▶ WHAT YOU ARE ASKED TO DO
Pictures do not belong in the copy; restate the records below word for word.

▶ GIVEN ENTRIES
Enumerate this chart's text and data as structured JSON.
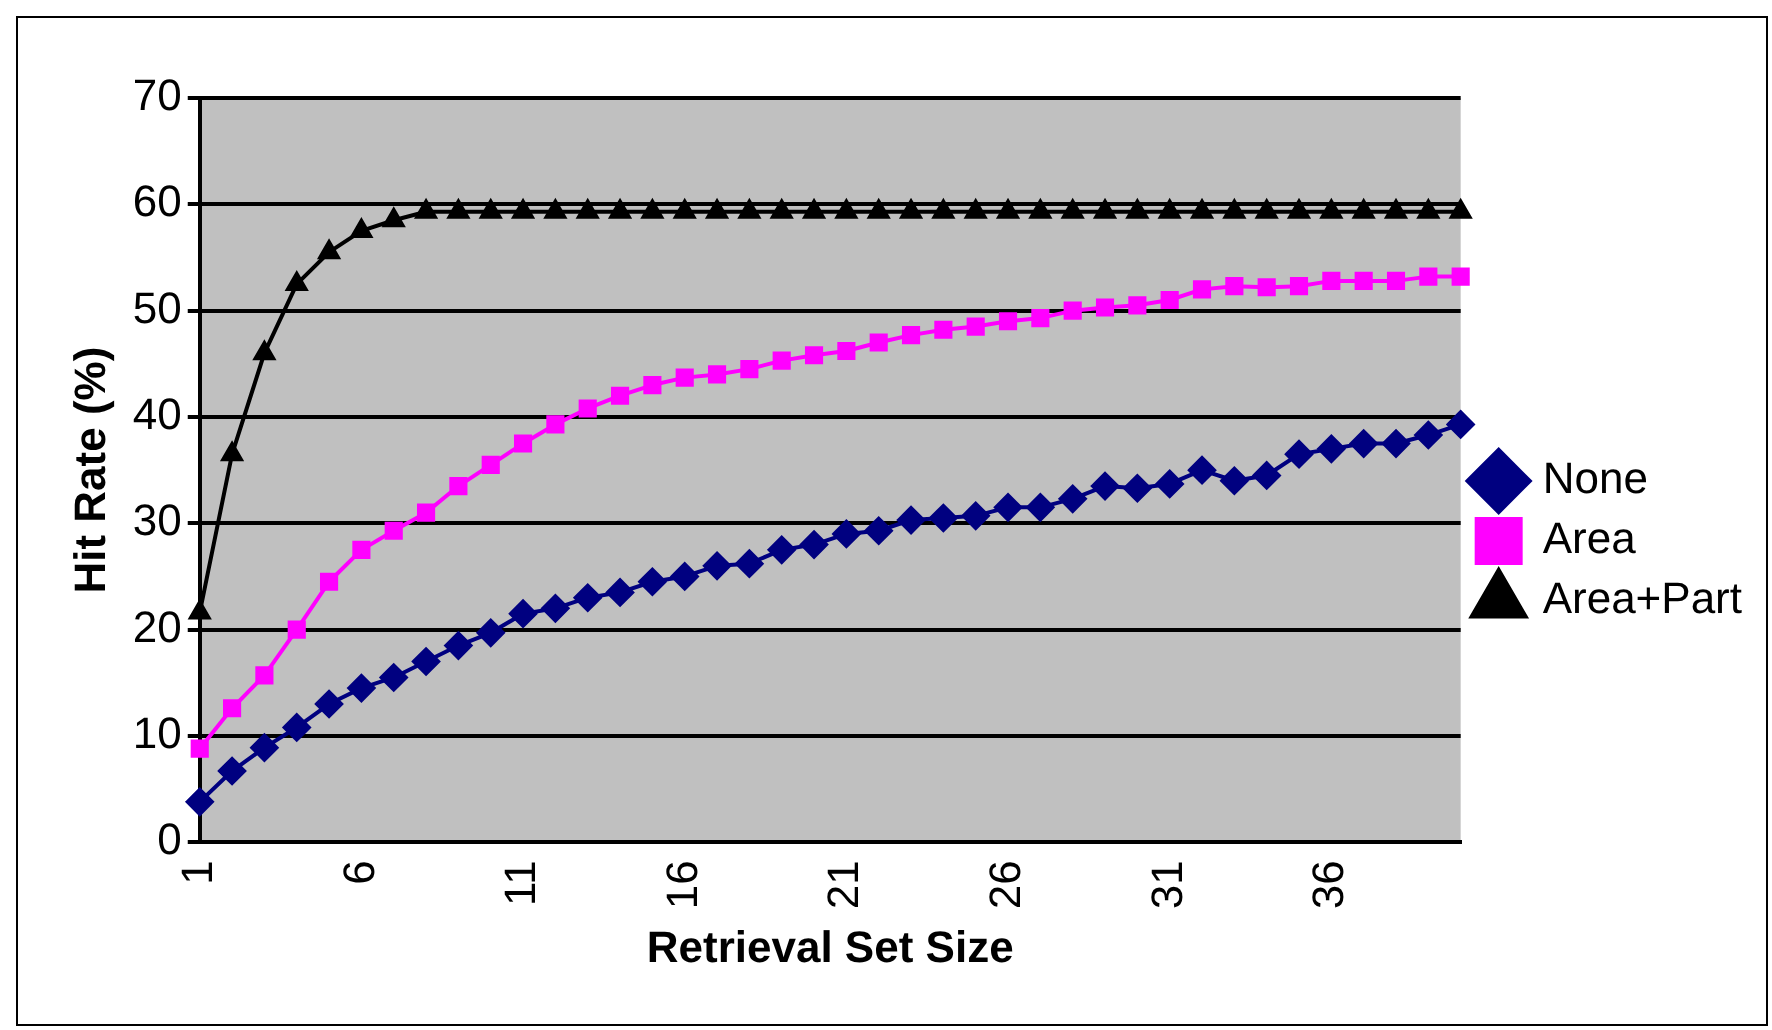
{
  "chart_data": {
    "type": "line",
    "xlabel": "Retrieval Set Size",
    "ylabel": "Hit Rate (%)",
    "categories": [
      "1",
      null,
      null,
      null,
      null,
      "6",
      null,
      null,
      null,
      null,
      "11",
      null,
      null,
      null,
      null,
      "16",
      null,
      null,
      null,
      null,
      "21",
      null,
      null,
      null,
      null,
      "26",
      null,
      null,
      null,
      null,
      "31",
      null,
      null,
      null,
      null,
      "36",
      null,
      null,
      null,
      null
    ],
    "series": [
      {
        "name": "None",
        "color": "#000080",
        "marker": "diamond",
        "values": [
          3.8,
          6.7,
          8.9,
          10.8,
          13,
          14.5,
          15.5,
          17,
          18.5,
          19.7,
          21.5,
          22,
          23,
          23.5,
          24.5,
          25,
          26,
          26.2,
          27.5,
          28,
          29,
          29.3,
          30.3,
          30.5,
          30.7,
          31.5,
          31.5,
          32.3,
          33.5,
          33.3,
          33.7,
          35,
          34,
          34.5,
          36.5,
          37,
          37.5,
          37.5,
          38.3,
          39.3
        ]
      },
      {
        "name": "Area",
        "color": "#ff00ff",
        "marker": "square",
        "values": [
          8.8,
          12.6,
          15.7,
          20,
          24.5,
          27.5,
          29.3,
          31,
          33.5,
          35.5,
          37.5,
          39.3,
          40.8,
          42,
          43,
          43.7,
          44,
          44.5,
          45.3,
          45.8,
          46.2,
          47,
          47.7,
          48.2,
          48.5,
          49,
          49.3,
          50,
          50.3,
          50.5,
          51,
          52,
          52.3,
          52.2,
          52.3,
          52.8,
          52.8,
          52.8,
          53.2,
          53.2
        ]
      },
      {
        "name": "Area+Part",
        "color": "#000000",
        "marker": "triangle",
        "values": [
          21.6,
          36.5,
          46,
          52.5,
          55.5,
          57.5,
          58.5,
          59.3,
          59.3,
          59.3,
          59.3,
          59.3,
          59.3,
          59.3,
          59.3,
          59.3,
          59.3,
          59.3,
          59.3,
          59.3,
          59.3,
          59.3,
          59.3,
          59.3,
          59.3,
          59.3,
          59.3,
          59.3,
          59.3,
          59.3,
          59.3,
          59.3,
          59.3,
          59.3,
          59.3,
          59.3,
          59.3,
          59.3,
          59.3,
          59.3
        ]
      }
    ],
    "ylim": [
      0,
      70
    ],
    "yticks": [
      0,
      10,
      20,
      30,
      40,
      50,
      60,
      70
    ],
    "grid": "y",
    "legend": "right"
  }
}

▶ SOLUTION BELOW
Enumerate this chart's text and data as structured JSON.
{
  "chart_data": {
    "type": "line",
    "xlabel": "Retrieval Set Size",
    "ylabel": "Hit Rate (%)",
    "categories": [
      "1",
      null,
      null,
      null,
      null,
      "6",
      null,
      null,
      null,
      null,
      "11",
      null,
      null,
      null,
      null,
      "16",
      null,
      null,
      null,
      null,
      "21",
      null,
      null,
      null,
      null,
      "26",
      null,
      null,
      null,
      null,
      "31",
      null,
      null,
      null,
      null,
      "36",
      null,
      null,
      null,
      null
    ],
    "series": [
      {
        "name": "None",
        "color": "#000080",
        "marker": "diamond",
        "values": [
          3.8,
          6.7,
          8.9,
          10.8,
          13,
          14.5,
          15.5,
          17,
          18.5,
          19.7,
          21.5,
          22,
          23,
          23.5,
          24.5,
          25,
          26,
          26.2,
          27.5,
          28,
          29,
          29.3,
          30.3,
          30.5,
          30.7,
          31.5,
          31.5,
          32.3,
          33.5,
          33.3,
          33.7,
          35,
          34,
          34.5,
          36.5,
          37,
          37.5,
          37.5,
          38.3,
          39.3
        ]
      },
      {
        "name": "Area",
        "color": "#ff00ff",
        "marker": "square",
        "values": [
          8.8,
          12.6,
          15.7,
          20,
          24.5,
          27.5,
          29.3,
          31,
          33.5,
          35.5,
          37.5,
          39.3,
          40.8,
          42,
          43,
          43.7,
          44,
          44.5,
          45.3,
          45.8,
          46.2,
          47,
          47.7,
          48.2,
          48.5,
          49,
          49.3,
          50,
          50.3,
          50.5,
          51,
          52,
          52.3,
          52.2,
          52.3,
          52.8,
          52.8,
          52.8,
          53.2,
          53.2
        ]
      },
      {
        "name": "Area+Part",
        "color": "#000000",
        "marker": "triangle",
        "values": [
          21.6,
          36.5,
          46,
          52.5,
          55.5,
          57.5,
          58.5,
          59.3,
          59.3,
          59.3,
          59.3,
          59.3,
          59.3,
          59.3,
          59.3,
          59.3,
          59.3,
          59.3,
          59.3,
          59.3,
          59.3,
          59.3,
          59.3,
          59.3,
          59.3,
          59.3,
          59.3,
          59.3,
          59.3,
          59.3,
          59.3,
          59.3,
          59.3,
          59.3,
          59.3,
          59.3,
          59.3,
          59.3,
          59.3,
          59.3
        ]
      }
    ],
    "ylim": [
      0,
      70
    ],
    "yticks": [
      0,
      10,
      20,
      30,
      40,
      50,
      60,
      70
    ],
    "grid": "y",
    "legend": "right"
  }
}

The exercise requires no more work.